> **PROVIDED DATA**
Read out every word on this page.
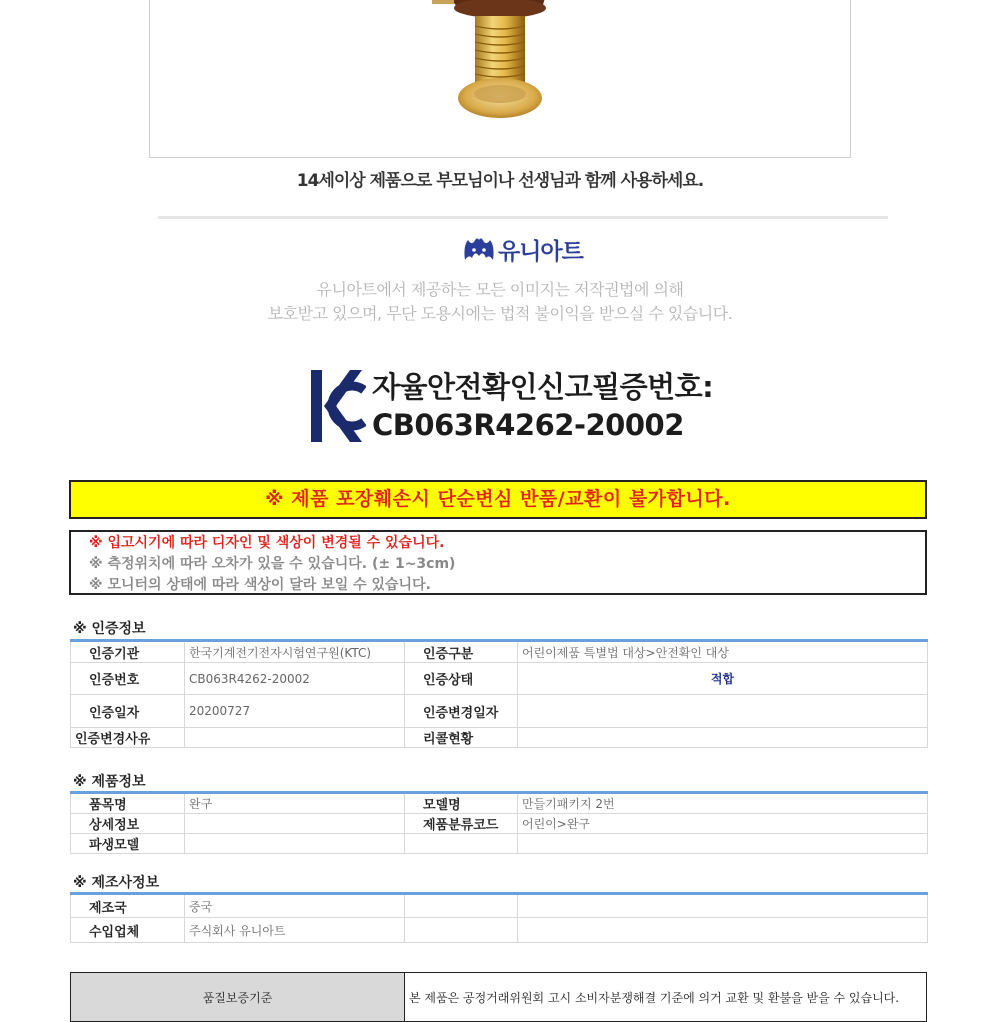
14세이상 제품으로 부모님이나 선생님과 함께 사용하세요.
유니아트
유니아트에서 제공하는 모든 이미지는 저작권법에 의해
보호받고 있으며, 무단 도용시에는 법적 불이익을 받으실 수 있습니다.
자율안전확인신고필증번호:
CB063R4262-20002
※ 제품 포장훼손시 단순변심 반품/교환이 불가합니다.
※ 입고시기에 따라 디자인 및 색상이 변경될 수 있습니다.
※ 측정위치에 따라 오차가 있을 수 있습니다. (± 1~3cm)
※ 모니터의 상태에 따라 색상이 달라 보일 수 있습니다.
※ 인증정보
인증기관	한국기계전기전자시험연구원(KTC)	인증구분	어린이제품 특별법 대상>안전확인 대상
인증번호	CB063R4262-20002	인증상태	적합
인증일자	20200727	인증변경일자	
인증변경사유		리콜현황	
※ 제품정보
품목명	완구	모델명	만들기패키지 2번
상세정보		제품분류코드	어린이>완구
파생모델			
※ 제조사정보
제조국	중국		
수입업체	주식회사 유니아트		
품질보증기준	본 제품은 공정거래위원회 고시 소비자분쟁해결 기준에 의거 교환 및 환불을 받을 수 있습니다.
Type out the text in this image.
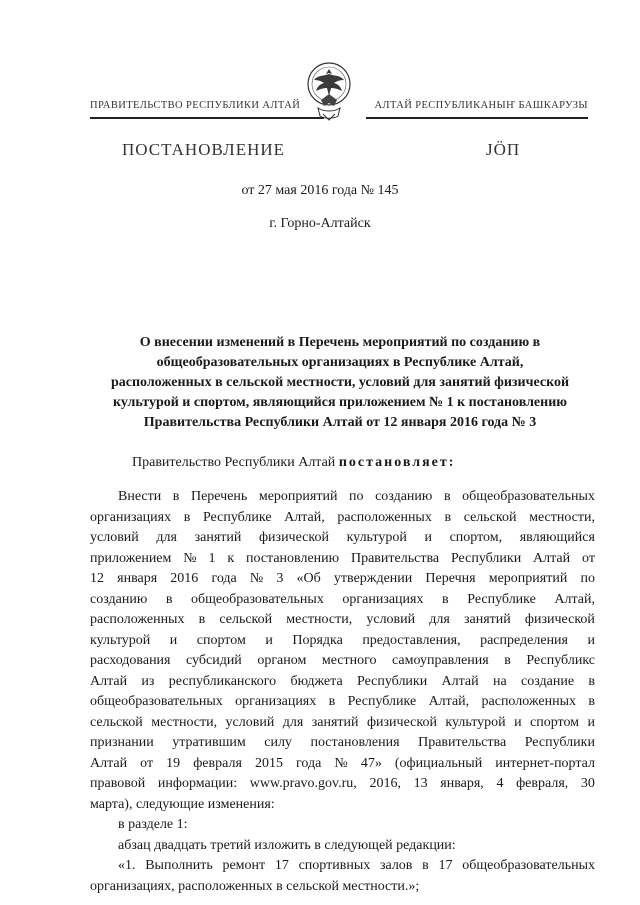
ПРАВИТЕЛЬСТВО РЕСПУБЛИКИ АЛТАЙ	АЛТАЙ РЕСПУБЛИКАНЫҤ БАШКАРУЗЫ
ПОСТАНОВЛЕНИЕ	JÖП
от 27 мая 2016 года № 145
г. Горно-Алтайск
О внесении изменений в Перечень мероприятий по созданию в
общеобразовательных организациях в Республике Алтай,
расположенных в сельской местности, условий для занятий физической
культурой и спортом, являющийся приложением № 1 к постановлению
Правительства Республики Алтай от 12 января 2016 года № 3
Правительство Республики Алтай постановляет:
Внести в Перечень мероприятий по созданию в общеобразовательных
организациях в Республике Алтай, расположенных в сельской местности,
условий для занятий физической культурой и спортом, являющийся
приложением № 1 к постановлению Правительства Республики Алтай от
12 января 2016 года № 3 «Об утверждении Перечня мероприятий по
созданию в общеобразовательных организациях в Республике Алтай,
расположенных в сельской местности, условий для занятий физической
культурой и спортом и Порядка предоставления, распределения и
расходования субсидий органом местного самоуправления в Республикс
Алтай из республиканского бюджета Республики Алтай на создание в
общеобразовательных организациях в Республике Алтай, расположенных в
сельской местности, условий для занятий физической культурой и спортом и
признании утратившим силу постановления Правительства Республики
Алтай от 19 февраля 2015 года № 47» (официальный интернет-портал
правовой информации: www.pravo.gov.ru, 2016, 13 января, 4 февраля, 30
марта), следующие изменения:
в разделе 1:
абзац двадцать третий изложить в следующей редакции:
«1. Выполнить ремонт 17 спортивных залов в 17 общеобразовательных
организациях, расположенных в сельской местности.»;
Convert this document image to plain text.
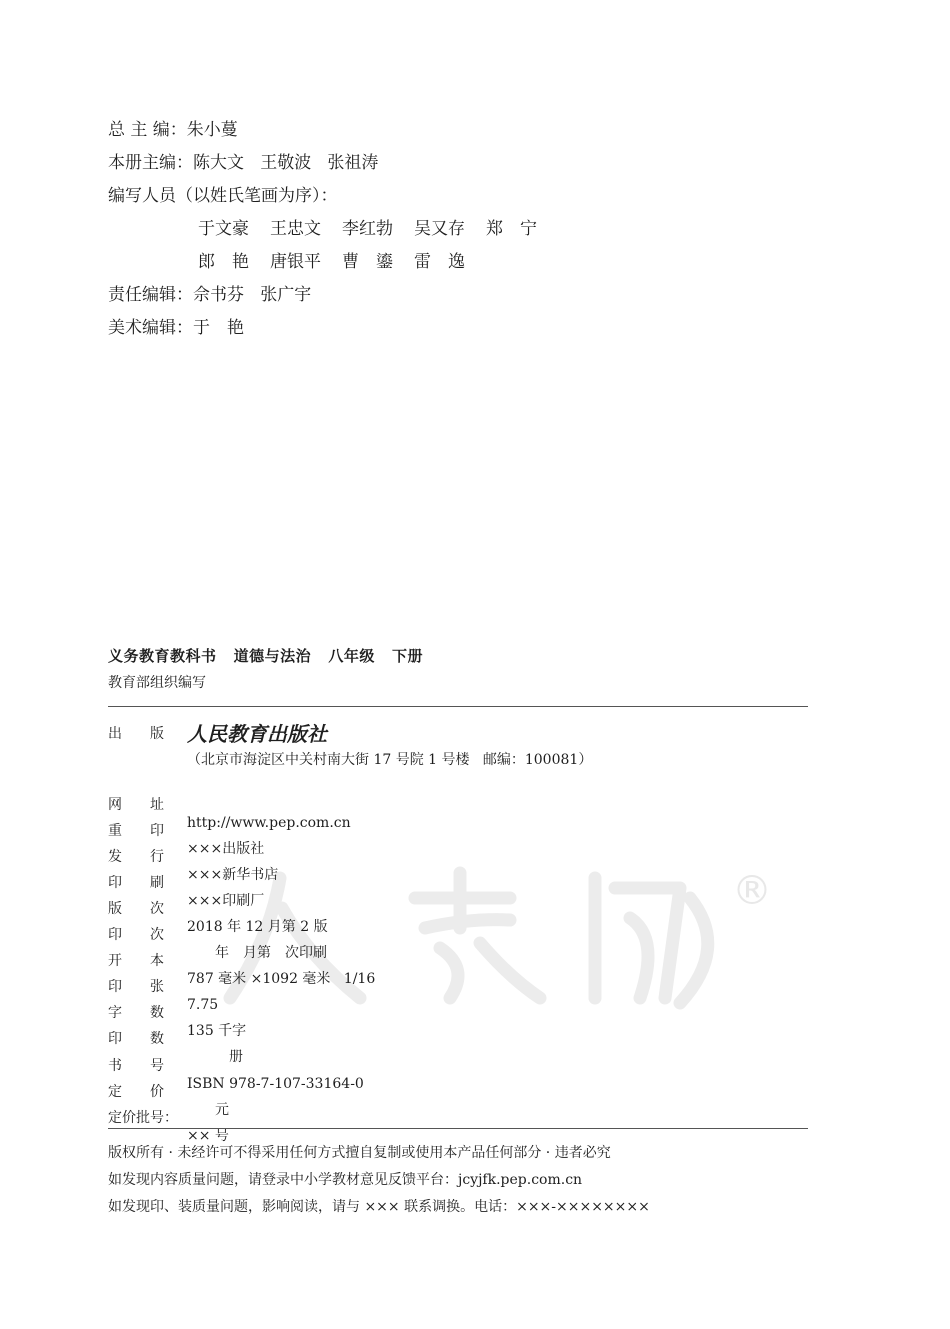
总 主 编：朱小蔓
本册主编：陈大文   王敬波   张祖涛
编写人员（以姓氏笔画为序）：
于文豪 王忠文 李红勃 吴又存 郑　宁
郎　艳 唐银平 曹　鎏 雷　逸
责任编辑：佘书芬   张广宇
美术编辑：于　艳
义务教育教科书   道德与法治   八年级   下册
教育部组织编写
®
出　　版 人民教育出版社
（北京市海淀区中关村南大街 17 号院 1 号楼   邮编：100081）

网　　址

http://www.pep.com.cn

重　　印

×××出版社

发　　行

×××新华书店

印　　刷

×××印刷厂

版　　次

2018 年 12 月第 2 版

印　　次

　　年　月第　次印刷

开　　本

787 毫米 ×1092 毫米   1/16

印　　张

7.75

字　　数

135 千字

印　　数

　　　册

书　　号

ISBN 978-7-107-33164-0

定　　价

　　元

定价批号：

×× 号

版权所有 · 未经许可不得采用任何方式擅自复制或使用本产品任何部分 · 违者必究
如发现内容质量问题，请登录中小学教材意见反馈平台：jcyjfk.pep.com.cn
如发现印、装质量问题，影响阅读，请与 ××× 联系调换。电话：×××-××××××××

> **TASK PROMPT**
Across the material above, count every line holding "text" and write down only the number.

> **EXERCISE ANSWER**
2